Data excerpts

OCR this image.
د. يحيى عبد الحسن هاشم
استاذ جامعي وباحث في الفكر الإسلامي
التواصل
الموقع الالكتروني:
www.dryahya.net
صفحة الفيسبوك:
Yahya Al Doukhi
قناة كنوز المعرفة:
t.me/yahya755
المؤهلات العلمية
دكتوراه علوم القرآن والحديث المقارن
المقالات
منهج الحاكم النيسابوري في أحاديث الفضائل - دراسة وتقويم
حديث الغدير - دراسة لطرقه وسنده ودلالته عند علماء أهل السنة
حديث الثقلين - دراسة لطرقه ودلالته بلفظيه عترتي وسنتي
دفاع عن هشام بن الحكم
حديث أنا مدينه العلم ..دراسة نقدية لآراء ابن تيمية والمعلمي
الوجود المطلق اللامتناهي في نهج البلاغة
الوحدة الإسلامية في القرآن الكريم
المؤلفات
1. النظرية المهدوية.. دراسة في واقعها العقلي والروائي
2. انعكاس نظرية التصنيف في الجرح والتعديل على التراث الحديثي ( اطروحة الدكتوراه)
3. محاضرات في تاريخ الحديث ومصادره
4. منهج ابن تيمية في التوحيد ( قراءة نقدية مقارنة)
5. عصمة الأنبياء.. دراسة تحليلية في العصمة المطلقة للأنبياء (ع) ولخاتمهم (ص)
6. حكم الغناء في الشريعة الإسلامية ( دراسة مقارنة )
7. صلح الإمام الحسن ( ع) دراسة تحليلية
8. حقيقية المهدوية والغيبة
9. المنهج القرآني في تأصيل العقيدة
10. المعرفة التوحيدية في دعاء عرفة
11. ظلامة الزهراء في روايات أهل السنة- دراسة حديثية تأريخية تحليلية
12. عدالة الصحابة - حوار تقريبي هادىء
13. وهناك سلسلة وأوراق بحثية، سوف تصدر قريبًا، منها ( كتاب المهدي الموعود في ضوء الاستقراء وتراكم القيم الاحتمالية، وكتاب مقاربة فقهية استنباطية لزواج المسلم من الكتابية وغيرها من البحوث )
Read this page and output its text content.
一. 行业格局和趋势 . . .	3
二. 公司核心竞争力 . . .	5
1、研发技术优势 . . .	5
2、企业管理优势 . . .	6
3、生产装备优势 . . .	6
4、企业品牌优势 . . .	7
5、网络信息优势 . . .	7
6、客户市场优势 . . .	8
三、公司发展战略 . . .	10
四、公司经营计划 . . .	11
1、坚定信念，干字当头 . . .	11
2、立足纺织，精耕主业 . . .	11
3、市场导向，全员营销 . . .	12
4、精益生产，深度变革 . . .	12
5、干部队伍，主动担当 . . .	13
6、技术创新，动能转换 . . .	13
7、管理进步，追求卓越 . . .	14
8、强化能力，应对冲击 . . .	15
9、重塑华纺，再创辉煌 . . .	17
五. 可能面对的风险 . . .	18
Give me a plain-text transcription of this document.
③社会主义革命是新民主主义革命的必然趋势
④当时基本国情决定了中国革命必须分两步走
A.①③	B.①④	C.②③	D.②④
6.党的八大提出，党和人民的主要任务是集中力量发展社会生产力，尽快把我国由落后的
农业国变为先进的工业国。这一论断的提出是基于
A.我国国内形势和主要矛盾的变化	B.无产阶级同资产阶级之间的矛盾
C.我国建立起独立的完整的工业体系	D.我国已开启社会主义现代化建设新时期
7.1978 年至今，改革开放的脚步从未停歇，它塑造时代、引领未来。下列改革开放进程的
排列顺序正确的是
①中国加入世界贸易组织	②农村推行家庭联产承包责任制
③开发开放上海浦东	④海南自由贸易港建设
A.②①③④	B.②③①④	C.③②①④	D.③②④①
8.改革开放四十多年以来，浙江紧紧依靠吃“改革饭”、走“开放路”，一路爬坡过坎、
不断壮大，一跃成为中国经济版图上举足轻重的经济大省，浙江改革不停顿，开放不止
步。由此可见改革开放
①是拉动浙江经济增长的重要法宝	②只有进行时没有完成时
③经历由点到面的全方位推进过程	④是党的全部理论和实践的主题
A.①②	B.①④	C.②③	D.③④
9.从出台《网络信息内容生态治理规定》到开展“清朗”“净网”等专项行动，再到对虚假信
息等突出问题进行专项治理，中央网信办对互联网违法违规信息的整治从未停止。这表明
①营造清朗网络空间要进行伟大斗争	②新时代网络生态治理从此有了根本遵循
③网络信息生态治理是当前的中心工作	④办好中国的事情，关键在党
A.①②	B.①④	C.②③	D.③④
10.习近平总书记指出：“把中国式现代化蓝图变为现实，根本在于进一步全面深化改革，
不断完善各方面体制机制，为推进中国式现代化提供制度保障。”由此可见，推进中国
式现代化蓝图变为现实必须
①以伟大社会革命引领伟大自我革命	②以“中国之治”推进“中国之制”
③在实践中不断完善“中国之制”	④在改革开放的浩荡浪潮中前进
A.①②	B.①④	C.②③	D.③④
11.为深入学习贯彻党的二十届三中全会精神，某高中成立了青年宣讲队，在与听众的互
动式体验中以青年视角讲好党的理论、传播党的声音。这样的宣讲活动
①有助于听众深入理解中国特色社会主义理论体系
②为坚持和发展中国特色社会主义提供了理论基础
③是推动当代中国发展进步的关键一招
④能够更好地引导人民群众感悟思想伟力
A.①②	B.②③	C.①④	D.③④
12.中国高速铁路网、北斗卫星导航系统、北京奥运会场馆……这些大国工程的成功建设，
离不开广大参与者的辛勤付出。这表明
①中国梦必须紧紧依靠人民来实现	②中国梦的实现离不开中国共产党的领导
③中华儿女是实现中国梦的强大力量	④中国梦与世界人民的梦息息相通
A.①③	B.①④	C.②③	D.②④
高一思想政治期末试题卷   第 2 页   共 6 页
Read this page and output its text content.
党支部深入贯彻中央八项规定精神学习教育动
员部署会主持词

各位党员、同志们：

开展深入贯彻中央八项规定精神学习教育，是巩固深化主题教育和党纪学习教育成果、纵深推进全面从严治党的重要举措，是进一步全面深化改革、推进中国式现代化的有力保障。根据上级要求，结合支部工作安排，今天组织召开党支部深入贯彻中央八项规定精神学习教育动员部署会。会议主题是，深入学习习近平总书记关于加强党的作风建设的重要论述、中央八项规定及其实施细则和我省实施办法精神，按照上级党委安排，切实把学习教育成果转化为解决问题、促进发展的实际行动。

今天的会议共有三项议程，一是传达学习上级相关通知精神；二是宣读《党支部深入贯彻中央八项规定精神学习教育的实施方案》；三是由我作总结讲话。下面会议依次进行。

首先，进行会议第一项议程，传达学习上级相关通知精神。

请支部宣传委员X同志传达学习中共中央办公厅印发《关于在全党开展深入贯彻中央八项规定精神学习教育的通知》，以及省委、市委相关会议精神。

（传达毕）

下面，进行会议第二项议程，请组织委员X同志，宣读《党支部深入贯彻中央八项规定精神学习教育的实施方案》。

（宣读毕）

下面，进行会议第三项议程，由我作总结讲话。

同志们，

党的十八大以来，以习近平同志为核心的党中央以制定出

### Your task
Filter the data, keeping only the lines that contain "الحسن".

### Exercise result
د. يحيى عبد الحسن هاشم
7. صلح الإمام الحسن ( ع) دراسة تحليلية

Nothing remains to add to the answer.